What follows is a block of records; restate each one word for word.

----------

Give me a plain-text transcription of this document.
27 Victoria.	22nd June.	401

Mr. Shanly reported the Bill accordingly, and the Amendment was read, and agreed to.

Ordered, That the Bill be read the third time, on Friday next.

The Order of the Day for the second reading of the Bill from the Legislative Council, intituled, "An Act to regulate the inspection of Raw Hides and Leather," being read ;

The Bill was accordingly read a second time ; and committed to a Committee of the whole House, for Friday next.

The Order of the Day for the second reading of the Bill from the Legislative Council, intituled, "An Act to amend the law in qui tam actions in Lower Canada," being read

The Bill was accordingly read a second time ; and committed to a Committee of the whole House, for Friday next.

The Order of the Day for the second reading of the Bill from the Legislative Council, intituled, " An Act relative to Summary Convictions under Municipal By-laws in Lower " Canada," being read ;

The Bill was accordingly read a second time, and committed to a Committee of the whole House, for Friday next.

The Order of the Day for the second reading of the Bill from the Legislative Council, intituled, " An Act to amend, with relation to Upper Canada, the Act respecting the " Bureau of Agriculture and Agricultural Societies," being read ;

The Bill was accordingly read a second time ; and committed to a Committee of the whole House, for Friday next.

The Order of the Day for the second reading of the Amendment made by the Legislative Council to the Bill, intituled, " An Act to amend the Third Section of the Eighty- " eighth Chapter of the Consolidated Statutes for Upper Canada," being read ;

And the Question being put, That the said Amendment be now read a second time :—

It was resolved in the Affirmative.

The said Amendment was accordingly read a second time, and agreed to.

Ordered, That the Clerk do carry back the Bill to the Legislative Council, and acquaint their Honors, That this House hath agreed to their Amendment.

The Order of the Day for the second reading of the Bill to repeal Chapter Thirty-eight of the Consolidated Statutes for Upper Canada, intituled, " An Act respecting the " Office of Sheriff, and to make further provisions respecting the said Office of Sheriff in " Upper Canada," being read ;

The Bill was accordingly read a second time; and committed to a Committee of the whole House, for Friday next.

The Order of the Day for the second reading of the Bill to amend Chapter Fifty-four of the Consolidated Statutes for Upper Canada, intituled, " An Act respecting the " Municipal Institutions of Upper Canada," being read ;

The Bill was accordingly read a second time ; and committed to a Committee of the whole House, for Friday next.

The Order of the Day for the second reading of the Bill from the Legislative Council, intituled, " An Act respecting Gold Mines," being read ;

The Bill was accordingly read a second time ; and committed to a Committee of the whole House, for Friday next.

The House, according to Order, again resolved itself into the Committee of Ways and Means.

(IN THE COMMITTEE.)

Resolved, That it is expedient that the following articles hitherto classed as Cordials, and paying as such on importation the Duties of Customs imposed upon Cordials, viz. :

----------

* [RESULT OF THE TASK]
Give me a plain-text transcription of this document.
27 Victoria.	22nd June.	401

Mr. Shanly reported the Bill accordingly, and the Amendment was read, and agreed to.

Ordered, That the Bill be read the third time, on Friday next.

The Order of the Day for the second reading of the Bill from the Legislative Council, intituled, "An Act to regulate the inspection of Raw Hides and Leather," being read ;

The Bill was accordingly read a second time ; and committed to a Committee of the whole House, for Friday next.

The Order of the Day for the second reading of the Bill from the Legislative Council, intituled, "An Act to amend the law in qui tam actions in Lower Canada," being read

The Bill was accordingly read a second time ; and committed to a Committee of the whole House, for Friday next.

The Order of the Day for the second reading of the Bill from the Legislative Council, intituled, " An Act relative to Summary Convictions under Municipal By-laws in Lower " Canada," being read ;

The Bill was accordingly read a second time, and committed to a Committee of the whole House, for Friday next.

The Order of the Day for the second reading of the Bill from the Legislative Council, intituled, " An Act to amend, with relation to Upper Canada, the Act respecting the " Bureau of Agriculture and Agricultural Societies," being read ;

The Bill was accordingly read a second time ; and committed to a Committee of the whole House, for Friday next.

The Order of the Day for the second reading of the Amendment made by the Legislative Council to the Bill, intituled, " An Act to amend the Third Section of the Eighty- " eighth Chapter of the Consolidated Statutes for Upper Canada," being read ;

And the Question being put, That the said Amendment be now read a second time :—

It was resolved in the Affirmative.

The said Amendment was accordingly read a second time, and agreed to.

Ordered, That the Clerk do carry back the Bill to the Legislative Council, and acquaint their Honors, That this House hath agreed to their Amendment.

The Order of the Day for the second reading of the Bill to repeal Chapter Thirty-eight of the Consolidated Statutes for Upper Canada, intituled, " An Act respecting the " Office of Sheriff, and to make further provisions respecting the said Office of Sheriff in " Upper Canada," being read ;

The Bill was accordingly read a second time; and committed to a Committee of the whole House, for Friday next.

The Order of the Day for the second reading of the Bill to amend Chapter Fifty-four of the Consolidated Statutes for Upper Canada, intituled, " An Act respecting the " Municipal Institutions of Upper Canada," being read ;

The Bill was accordingly read a second time ; and committed to a Committee of the whole House, for Friday next.

The Order of the Day for the second reading of the Bill from the Legislative Council, intituled, " An Act respecting Gold Mines," being read ;

The Bill was accordingly read a second time ; and committed to a Committee of the whole House, for Friday next.

The House, according to Order, again resolved itself into the Committee of Ways and Means.

(IN THE COMMITTEE.)

Resolved, That it is expedient that the following articles hitherto classed as Cordials, and paying as such on importation the Duties of Customs imposed upon Cordials, viz. :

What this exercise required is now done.